Entries with figure data:
"""
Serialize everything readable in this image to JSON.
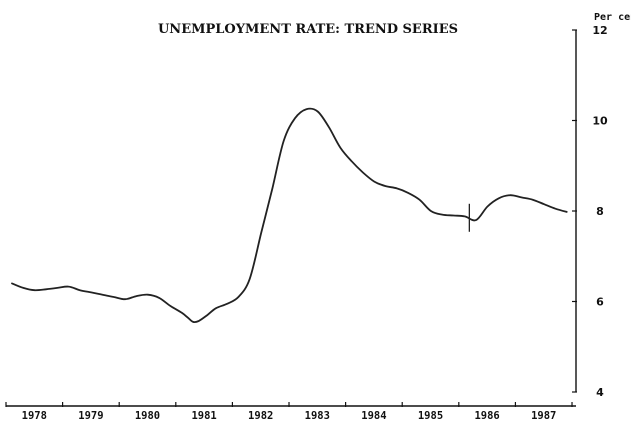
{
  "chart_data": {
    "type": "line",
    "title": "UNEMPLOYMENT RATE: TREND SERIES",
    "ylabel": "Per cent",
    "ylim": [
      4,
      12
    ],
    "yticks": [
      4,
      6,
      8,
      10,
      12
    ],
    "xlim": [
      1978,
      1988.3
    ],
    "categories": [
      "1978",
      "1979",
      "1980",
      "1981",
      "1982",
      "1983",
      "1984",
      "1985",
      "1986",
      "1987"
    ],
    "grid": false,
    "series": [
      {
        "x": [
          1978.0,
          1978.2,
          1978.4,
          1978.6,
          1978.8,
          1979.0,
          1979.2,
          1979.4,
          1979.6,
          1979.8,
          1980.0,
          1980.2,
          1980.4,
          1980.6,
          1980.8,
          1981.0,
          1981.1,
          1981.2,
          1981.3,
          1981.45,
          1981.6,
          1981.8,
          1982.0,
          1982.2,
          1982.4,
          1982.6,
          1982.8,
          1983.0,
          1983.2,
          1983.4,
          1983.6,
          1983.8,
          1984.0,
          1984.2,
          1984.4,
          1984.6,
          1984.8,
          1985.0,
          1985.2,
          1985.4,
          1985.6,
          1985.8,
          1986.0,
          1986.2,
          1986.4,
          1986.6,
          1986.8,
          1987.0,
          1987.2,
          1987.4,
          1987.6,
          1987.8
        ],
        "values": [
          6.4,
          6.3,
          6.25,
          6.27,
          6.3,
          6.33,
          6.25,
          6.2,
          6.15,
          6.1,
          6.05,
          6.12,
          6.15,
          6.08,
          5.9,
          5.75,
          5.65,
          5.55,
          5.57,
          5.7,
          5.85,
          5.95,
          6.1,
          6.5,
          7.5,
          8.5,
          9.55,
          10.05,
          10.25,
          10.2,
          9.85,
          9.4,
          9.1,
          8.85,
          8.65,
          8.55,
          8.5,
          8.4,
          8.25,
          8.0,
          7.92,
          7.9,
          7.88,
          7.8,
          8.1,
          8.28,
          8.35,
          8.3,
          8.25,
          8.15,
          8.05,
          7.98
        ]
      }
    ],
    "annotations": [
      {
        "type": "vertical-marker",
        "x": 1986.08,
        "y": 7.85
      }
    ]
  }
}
"""
"""
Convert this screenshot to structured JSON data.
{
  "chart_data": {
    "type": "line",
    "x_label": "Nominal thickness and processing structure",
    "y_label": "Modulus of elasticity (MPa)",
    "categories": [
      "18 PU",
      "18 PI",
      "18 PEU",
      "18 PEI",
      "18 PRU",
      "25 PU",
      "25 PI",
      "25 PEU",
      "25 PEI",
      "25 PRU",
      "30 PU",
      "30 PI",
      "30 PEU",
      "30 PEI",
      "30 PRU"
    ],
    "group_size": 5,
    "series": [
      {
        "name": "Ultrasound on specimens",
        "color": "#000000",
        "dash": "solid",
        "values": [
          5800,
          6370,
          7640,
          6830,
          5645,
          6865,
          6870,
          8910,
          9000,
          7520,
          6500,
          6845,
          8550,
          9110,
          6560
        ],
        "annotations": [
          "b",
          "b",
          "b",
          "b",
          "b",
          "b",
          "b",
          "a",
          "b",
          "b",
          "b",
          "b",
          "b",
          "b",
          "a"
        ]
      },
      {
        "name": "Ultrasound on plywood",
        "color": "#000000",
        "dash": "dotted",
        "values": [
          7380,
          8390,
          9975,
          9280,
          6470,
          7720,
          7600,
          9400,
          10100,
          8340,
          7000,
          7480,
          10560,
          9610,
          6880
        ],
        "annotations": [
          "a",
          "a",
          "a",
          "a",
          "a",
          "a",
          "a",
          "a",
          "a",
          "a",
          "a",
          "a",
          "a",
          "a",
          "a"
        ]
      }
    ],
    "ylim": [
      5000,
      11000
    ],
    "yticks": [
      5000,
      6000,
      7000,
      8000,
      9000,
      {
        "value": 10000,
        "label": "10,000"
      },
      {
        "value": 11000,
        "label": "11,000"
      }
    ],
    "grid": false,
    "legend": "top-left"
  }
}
"""
"""
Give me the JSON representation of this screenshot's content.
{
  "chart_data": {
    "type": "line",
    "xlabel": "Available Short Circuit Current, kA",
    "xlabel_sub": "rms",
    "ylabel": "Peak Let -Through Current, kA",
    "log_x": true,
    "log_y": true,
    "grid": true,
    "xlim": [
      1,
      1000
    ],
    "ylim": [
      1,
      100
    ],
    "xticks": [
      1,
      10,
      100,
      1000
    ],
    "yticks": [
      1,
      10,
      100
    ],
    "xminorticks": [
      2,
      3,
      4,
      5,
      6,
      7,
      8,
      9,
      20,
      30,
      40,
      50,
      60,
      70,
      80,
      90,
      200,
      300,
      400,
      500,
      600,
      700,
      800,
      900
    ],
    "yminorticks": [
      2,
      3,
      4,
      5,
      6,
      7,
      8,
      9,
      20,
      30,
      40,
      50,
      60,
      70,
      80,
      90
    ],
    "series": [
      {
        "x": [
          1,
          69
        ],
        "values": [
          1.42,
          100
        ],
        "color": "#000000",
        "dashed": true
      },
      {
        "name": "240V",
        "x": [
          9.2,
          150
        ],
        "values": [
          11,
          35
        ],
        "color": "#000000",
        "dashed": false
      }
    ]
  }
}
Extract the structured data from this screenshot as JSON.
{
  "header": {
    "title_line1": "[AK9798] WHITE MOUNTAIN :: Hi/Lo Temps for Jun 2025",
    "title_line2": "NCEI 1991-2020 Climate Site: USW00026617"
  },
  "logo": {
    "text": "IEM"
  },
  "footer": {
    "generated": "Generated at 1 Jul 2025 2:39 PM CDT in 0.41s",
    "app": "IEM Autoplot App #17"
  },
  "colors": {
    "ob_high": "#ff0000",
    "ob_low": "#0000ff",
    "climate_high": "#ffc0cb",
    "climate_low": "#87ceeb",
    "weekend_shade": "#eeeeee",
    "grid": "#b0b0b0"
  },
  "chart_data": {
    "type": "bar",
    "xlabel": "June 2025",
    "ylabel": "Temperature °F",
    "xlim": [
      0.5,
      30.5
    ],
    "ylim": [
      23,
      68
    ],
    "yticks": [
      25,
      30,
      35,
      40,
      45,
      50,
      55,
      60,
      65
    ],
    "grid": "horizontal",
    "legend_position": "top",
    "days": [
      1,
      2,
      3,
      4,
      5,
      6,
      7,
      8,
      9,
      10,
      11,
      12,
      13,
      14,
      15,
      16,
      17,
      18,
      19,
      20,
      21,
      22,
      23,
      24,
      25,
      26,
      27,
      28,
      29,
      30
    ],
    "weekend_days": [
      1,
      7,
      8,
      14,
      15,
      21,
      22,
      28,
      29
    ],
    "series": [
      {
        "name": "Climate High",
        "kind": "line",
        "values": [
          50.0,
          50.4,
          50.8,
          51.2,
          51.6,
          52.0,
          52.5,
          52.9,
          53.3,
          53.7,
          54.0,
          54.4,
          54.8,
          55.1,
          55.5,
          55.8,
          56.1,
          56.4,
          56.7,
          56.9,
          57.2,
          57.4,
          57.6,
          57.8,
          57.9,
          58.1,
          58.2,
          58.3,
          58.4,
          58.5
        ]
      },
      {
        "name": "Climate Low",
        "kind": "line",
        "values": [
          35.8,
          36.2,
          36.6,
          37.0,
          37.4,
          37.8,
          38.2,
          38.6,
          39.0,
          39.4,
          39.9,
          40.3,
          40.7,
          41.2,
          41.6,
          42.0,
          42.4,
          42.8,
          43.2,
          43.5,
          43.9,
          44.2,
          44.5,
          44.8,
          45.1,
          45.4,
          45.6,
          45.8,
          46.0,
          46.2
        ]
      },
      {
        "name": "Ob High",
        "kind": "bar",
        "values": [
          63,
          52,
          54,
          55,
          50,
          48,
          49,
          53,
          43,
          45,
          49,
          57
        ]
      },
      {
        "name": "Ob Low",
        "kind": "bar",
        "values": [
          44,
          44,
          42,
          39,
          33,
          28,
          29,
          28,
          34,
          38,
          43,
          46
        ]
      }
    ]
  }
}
"""
Work to be completed:
Return only those lines of the records that contain the string "name".

Reply:
        "name": "Ultrasound on specimens",
        "name": "Ultrasound on plywood",
        "name": "240V",
        "name": "Climate High",
        "name": "Climate Low",
        "name": "Ob High",
        "name": "Ob Low",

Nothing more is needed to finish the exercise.